Stated task:
What number of lines in the material contain the word "JSON"? Give that number alone.
-- BEGIN Supplied information --
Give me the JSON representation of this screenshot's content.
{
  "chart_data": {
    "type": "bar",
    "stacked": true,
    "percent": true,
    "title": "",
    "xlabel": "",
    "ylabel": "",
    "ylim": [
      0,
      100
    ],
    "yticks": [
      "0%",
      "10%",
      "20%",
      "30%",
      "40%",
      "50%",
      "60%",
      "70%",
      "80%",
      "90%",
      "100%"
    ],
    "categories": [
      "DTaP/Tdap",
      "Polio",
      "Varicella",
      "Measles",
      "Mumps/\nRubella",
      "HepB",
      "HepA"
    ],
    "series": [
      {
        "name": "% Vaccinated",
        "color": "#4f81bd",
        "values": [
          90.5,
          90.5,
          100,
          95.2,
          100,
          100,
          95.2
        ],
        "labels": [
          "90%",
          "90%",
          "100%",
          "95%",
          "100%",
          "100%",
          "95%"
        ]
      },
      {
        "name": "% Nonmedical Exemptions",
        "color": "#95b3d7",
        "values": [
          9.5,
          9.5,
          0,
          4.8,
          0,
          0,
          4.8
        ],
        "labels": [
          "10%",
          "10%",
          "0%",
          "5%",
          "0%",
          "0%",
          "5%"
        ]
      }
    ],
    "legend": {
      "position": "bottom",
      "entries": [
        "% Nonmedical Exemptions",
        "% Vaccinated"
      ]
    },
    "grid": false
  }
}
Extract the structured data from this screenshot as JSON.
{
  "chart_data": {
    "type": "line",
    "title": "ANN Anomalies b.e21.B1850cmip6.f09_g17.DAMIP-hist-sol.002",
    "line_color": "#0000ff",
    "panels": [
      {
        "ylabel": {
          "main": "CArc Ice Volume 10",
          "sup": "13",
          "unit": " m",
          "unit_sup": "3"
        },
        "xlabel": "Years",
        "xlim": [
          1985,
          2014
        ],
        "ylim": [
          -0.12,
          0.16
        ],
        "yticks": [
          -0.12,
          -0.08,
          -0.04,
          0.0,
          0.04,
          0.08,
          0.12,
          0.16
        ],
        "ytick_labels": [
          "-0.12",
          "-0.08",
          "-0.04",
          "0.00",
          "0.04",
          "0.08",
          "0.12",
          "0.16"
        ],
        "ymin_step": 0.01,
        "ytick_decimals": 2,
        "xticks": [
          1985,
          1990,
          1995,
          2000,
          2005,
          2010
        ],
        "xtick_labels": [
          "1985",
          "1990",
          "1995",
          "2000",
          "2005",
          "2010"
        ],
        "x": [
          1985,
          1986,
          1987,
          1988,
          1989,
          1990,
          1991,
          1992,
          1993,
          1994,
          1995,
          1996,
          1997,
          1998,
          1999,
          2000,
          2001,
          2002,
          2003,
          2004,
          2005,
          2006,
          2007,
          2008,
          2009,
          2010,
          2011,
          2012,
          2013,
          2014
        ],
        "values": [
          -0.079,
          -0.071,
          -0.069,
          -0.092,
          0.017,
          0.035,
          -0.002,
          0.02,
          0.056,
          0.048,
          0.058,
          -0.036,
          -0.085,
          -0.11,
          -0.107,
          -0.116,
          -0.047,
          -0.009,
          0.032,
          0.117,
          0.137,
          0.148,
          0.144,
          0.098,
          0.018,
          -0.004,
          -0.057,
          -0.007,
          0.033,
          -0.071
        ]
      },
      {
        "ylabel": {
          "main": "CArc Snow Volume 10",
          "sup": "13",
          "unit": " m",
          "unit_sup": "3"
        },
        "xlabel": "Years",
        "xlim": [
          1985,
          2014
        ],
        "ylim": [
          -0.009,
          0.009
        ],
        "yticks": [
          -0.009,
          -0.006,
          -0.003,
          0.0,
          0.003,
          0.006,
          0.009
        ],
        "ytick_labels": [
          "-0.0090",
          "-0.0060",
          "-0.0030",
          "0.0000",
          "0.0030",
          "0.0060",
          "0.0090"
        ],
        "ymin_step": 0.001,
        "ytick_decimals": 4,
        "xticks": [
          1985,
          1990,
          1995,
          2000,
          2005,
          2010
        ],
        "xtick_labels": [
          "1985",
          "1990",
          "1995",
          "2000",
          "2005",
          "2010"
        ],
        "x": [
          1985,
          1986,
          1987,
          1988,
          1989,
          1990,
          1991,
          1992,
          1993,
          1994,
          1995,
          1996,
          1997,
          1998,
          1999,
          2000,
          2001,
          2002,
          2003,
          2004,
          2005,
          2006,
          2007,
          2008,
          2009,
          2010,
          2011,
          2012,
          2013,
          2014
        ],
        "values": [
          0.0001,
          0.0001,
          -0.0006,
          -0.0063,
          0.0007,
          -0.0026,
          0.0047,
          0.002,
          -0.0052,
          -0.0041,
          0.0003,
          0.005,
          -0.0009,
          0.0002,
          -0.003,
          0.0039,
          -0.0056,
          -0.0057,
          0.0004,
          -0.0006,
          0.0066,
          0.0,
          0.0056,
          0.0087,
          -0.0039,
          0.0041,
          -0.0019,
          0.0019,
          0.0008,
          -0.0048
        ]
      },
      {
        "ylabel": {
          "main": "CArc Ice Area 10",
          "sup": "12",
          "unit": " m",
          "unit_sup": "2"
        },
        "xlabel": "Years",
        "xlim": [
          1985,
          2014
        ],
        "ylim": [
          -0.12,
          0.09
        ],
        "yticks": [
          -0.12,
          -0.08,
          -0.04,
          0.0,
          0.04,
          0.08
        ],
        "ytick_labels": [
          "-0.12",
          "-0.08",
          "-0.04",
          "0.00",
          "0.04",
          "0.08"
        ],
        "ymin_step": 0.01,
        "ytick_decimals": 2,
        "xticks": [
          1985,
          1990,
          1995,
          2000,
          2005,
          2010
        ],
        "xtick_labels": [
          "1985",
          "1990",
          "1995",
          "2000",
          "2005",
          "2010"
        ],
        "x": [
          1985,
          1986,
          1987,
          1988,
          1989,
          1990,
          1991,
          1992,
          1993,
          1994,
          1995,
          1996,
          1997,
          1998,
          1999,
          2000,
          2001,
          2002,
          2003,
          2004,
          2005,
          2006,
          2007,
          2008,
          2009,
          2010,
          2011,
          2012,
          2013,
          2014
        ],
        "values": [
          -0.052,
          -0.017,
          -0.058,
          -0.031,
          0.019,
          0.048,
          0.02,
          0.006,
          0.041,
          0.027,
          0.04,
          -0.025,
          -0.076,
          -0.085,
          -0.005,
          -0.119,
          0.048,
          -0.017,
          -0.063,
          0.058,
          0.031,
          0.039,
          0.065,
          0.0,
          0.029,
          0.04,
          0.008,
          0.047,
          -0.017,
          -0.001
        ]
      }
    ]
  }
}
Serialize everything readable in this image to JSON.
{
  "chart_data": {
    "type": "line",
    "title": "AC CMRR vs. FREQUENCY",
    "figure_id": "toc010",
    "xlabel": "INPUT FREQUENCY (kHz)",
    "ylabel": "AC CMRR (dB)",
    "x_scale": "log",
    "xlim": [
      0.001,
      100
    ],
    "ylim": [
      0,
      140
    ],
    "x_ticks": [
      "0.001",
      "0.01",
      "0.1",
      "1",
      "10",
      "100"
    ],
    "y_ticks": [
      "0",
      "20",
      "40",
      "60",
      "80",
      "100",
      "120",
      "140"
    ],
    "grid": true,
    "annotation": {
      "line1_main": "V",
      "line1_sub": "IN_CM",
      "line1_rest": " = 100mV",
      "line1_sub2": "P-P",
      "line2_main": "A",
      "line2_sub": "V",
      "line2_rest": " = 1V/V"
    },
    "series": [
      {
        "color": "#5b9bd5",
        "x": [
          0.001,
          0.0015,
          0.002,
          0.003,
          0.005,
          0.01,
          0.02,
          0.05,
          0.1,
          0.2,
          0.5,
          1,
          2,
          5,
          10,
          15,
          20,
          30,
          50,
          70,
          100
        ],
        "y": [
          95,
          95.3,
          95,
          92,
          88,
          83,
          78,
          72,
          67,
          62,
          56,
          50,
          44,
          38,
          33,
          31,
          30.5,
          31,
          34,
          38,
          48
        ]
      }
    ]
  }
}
-- END Supplied information --
Finished exercise:
3